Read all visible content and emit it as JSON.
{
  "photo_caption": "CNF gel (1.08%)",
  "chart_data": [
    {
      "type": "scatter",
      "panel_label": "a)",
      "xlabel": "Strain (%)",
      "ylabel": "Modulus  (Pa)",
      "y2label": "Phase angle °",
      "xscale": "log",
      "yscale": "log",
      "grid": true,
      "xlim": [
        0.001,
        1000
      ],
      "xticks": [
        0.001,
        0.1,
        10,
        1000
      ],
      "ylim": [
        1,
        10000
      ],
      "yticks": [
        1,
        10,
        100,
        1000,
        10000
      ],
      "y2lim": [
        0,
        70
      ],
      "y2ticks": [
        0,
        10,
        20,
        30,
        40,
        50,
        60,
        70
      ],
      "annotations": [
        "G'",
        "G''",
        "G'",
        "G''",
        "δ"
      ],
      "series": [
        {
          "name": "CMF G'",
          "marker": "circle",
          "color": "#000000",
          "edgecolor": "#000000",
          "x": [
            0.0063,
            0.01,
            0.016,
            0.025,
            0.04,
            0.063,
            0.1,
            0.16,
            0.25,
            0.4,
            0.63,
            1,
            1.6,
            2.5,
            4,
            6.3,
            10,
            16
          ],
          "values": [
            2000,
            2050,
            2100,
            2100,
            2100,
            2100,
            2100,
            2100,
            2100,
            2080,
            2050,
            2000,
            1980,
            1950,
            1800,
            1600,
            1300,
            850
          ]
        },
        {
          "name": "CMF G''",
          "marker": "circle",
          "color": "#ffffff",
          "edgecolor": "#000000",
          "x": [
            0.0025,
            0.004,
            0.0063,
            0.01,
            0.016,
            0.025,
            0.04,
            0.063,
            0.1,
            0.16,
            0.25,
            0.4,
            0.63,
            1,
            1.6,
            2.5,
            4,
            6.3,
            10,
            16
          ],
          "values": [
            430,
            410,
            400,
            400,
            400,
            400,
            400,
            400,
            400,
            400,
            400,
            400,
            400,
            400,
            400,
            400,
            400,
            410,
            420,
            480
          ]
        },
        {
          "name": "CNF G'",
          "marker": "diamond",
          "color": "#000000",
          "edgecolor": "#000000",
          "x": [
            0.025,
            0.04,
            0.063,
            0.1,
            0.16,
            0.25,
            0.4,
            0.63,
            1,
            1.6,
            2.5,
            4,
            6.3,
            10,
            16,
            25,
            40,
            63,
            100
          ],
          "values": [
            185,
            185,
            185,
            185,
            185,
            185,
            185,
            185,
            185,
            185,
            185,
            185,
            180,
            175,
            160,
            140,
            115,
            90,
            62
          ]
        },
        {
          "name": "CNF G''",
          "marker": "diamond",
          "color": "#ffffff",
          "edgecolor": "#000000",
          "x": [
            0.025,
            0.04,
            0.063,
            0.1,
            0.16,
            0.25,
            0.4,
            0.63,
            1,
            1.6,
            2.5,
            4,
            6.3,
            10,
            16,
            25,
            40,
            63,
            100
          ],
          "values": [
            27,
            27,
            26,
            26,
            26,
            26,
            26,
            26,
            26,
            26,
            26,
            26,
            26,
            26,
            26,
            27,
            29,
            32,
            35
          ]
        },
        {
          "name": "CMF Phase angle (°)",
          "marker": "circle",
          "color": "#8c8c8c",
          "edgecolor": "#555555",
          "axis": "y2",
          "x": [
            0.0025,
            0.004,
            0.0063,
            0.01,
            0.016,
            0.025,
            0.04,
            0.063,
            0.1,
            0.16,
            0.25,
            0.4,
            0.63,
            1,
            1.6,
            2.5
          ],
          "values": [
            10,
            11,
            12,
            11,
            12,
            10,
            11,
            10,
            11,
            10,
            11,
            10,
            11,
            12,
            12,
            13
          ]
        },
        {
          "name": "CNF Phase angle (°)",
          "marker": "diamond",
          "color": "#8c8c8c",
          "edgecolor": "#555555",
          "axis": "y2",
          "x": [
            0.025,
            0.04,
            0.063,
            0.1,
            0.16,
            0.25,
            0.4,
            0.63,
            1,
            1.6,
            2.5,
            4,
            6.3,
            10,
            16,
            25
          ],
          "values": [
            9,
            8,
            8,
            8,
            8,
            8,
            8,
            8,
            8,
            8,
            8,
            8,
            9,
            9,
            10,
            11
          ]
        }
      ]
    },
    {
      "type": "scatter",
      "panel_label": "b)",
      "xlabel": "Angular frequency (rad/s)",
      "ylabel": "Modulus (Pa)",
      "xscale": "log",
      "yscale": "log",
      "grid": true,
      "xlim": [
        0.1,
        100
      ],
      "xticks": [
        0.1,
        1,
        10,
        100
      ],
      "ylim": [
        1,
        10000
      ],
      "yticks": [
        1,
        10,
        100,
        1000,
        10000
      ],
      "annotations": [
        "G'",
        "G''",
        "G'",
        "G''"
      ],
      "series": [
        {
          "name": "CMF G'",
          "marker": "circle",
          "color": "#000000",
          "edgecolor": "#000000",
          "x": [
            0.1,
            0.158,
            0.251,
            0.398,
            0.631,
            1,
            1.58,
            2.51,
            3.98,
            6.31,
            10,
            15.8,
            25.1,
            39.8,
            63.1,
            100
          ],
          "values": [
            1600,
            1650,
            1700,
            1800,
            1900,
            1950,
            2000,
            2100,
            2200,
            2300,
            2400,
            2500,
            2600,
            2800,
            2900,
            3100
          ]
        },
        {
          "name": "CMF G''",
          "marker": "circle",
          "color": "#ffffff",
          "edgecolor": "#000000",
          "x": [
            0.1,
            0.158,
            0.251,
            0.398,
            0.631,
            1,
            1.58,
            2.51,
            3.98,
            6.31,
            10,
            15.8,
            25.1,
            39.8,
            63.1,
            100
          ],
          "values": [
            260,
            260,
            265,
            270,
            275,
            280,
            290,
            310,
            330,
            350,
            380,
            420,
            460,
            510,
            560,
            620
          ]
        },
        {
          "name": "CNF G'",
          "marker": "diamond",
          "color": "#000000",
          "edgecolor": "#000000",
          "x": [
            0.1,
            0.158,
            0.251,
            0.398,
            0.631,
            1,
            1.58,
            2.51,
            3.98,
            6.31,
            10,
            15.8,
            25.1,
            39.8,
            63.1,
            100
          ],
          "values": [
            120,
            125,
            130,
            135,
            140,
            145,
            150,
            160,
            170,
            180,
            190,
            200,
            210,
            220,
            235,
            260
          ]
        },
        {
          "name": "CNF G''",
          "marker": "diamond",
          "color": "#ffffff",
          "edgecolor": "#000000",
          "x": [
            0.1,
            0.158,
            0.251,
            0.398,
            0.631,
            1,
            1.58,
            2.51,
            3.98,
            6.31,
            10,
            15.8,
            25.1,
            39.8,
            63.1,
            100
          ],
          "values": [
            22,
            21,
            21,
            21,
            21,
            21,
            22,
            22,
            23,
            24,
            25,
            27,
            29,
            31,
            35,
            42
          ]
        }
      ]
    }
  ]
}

|---|

● Problem to solve: Search the entries for the word "Modulus" and gather every line where it appears.

● Correct result:
      "ylabel": "Modulus  (Pa)",
      "ylabel": "Modulus (Pa)",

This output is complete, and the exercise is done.